Supplied data:
········

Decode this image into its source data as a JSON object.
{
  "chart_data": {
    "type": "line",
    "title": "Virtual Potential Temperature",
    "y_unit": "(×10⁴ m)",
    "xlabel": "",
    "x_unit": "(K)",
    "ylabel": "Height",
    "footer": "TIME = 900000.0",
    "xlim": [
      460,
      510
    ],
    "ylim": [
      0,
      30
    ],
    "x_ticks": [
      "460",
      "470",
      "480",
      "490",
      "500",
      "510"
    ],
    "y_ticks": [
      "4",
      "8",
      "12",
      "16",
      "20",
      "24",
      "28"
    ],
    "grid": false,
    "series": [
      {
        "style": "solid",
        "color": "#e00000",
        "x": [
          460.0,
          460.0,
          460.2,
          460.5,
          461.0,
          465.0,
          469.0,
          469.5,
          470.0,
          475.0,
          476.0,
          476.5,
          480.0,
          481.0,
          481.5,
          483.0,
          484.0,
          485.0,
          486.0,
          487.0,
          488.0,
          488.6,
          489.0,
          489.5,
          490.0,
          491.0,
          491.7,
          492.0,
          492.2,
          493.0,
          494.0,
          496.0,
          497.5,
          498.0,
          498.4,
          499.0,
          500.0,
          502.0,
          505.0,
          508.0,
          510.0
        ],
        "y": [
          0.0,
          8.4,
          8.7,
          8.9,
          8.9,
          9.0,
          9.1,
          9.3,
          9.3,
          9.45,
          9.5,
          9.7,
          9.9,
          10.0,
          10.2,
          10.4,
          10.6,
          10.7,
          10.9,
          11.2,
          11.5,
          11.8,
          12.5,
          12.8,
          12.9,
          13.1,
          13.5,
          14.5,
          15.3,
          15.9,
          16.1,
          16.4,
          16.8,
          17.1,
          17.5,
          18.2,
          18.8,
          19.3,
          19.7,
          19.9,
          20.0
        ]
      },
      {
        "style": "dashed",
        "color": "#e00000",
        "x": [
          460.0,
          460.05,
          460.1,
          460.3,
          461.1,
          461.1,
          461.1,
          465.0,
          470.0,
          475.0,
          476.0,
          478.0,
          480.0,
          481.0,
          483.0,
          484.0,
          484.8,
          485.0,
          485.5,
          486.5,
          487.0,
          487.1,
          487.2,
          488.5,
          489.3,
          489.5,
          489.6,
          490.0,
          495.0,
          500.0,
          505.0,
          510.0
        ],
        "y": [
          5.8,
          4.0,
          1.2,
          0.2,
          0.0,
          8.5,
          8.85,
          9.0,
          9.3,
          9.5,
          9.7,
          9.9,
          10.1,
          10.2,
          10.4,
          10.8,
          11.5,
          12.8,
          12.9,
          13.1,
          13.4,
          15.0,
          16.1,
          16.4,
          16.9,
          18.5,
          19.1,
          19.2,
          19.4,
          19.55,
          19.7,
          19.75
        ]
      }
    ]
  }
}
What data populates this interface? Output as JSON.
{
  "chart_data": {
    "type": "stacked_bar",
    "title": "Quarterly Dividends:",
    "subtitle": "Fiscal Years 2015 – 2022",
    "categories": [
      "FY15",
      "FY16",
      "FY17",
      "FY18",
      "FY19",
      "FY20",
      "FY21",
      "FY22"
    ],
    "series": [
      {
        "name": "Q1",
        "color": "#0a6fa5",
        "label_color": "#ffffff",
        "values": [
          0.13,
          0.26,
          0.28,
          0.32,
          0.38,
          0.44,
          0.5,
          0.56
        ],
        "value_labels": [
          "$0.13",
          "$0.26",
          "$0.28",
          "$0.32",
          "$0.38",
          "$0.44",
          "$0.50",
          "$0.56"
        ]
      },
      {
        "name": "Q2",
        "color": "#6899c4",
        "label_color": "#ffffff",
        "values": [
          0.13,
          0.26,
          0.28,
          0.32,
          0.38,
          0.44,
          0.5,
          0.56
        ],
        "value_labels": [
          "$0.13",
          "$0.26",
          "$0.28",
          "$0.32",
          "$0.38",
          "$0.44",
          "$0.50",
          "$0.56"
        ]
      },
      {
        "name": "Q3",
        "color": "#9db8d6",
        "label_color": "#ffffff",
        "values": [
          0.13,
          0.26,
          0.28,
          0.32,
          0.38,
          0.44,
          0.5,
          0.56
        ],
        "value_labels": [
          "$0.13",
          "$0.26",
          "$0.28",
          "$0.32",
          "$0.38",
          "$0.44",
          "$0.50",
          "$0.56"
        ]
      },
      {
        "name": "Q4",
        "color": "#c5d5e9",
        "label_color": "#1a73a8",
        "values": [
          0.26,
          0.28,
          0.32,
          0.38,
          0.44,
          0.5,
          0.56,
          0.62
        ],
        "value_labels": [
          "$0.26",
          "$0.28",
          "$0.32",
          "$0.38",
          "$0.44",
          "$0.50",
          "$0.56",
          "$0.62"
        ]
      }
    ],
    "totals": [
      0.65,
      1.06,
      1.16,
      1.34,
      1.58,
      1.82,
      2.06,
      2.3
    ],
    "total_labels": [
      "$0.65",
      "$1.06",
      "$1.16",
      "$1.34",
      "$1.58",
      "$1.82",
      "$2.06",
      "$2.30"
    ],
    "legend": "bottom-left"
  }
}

········

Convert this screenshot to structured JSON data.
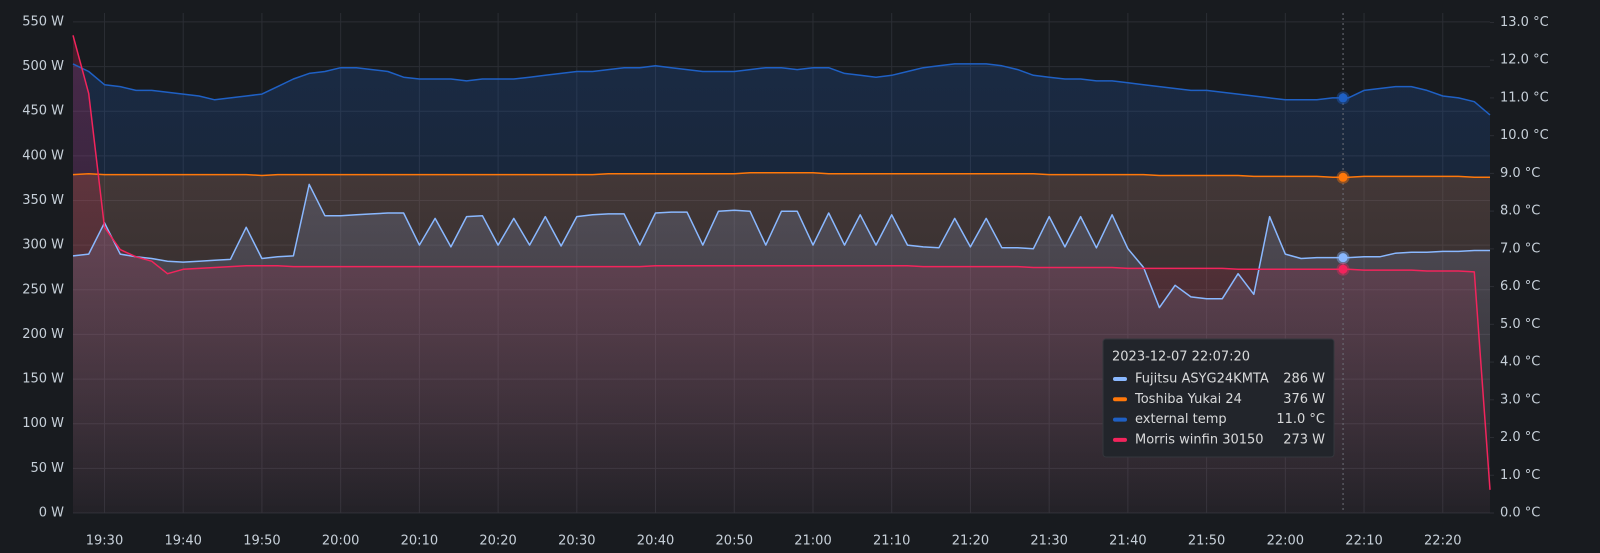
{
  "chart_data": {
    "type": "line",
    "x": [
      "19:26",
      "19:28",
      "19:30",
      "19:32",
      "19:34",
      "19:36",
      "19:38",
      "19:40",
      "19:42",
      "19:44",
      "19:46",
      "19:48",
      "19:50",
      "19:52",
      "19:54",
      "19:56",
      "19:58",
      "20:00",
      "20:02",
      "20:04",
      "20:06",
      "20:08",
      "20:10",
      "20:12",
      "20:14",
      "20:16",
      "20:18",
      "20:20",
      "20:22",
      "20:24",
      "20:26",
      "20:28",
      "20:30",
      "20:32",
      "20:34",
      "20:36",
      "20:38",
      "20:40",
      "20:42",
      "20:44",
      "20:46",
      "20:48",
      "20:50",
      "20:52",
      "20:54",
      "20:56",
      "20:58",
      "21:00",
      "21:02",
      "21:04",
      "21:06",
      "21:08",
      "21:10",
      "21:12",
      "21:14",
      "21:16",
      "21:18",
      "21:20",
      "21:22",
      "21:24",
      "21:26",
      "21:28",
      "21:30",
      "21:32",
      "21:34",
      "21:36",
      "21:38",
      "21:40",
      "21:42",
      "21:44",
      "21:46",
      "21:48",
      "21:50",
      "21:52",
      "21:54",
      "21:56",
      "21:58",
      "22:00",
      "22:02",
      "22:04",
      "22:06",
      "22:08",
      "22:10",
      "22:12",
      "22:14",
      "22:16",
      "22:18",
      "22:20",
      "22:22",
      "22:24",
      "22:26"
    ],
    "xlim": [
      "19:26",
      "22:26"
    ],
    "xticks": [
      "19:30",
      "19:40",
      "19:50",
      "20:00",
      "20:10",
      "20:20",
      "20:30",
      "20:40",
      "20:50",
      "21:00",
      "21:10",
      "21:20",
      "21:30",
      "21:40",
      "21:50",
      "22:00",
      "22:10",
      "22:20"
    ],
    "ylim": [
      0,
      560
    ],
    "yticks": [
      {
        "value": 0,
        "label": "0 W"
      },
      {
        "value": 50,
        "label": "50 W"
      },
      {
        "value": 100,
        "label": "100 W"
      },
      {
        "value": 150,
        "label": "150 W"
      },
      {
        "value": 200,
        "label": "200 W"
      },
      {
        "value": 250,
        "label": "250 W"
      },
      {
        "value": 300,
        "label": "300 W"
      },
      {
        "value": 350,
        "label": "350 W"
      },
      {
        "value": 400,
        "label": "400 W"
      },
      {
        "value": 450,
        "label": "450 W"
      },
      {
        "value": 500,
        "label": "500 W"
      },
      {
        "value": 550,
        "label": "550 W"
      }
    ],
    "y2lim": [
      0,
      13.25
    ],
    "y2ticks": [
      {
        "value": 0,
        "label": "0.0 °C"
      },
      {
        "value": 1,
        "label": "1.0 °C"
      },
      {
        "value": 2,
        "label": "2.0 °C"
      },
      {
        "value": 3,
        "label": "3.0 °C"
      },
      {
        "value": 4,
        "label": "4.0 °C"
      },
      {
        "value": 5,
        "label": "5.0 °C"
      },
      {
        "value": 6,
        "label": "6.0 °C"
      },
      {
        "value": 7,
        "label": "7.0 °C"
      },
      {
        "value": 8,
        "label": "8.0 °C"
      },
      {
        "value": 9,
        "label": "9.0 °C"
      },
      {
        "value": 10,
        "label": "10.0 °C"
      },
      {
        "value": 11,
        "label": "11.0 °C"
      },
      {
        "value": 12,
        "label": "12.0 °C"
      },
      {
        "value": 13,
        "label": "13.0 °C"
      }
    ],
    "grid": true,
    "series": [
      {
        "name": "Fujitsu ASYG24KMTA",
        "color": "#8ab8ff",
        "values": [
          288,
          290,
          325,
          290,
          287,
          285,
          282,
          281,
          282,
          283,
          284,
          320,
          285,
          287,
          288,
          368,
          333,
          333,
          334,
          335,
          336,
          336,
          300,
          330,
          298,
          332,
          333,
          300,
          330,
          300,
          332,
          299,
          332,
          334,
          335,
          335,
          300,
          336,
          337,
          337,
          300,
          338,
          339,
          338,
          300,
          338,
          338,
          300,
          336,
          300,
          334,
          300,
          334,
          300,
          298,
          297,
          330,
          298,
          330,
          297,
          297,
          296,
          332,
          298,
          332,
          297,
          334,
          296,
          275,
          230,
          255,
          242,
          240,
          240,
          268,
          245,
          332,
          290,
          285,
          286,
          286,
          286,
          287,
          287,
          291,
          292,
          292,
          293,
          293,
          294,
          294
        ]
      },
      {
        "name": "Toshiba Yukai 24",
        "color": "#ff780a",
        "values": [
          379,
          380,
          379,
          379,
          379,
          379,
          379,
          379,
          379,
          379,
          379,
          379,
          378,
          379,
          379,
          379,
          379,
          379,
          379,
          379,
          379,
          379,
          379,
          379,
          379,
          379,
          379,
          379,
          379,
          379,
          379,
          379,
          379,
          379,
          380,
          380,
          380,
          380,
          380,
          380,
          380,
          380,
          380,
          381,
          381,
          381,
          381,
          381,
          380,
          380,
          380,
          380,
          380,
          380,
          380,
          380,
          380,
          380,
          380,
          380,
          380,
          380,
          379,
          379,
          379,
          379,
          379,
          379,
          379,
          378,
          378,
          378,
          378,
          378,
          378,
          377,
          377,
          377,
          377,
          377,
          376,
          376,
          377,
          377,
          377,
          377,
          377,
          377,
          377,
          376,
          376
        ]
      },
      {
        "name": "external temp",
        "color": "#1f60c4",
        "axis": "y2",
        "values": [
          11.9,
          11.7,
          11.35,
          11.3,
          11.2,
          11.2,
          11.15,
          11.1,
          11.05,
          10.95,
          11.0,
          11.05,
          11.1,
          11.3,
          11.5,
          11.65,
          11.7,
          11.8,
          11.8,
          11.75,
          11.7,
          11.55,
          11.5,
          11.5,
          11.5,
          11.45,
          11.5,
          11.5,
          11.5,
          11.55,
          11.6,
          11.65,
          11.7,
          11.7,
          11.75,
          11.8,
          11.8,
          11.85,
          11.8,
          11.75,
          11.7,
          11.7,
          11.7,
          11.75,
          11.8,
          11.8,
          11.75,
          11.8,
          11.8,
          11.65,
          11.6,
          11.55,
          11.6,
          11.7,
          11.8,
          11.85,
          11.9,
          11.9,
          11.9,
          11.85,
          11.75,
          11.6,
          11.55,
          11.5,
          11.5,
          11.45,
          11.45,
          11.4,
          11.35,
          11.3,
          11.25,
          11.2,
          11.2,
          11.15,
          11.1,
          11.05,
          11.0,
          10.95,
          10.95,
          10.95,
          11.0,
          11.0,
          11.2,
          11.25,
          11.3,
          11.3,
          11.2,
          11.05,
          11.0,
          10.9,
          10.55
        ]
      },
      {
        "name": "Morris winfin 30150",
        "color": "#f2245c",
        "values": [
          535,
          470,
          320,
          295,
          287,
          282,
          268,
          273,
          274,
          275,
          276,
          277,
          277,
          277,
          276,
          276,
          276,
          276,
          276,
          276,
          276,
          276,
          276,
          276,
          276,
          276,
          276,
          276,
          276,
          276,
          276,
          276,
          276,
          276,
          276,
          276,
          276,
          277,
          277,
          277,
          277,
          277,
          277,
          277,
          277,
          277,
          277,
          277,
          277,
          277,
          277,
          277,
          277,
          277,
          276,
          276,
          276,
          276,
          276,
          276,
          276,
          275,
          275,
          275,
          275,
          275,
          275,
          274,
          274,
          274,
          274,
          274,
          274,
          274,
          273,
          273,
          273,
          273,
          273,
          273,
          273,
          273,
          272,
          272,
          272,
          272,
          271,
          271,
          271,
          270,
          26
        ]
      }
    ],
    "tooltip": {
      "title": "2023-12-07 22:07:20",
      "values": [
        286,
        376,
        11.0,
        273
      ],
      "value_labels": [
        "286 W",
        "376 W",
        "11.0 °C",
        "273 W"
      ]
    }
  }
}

········

Problem description: Copy out each line of the records that holds the string "this".

The output:
Decode this image into its source data as a JSON object.
What data populates this interface? Output as JSON.
Convert this screenshot to structured JSON data.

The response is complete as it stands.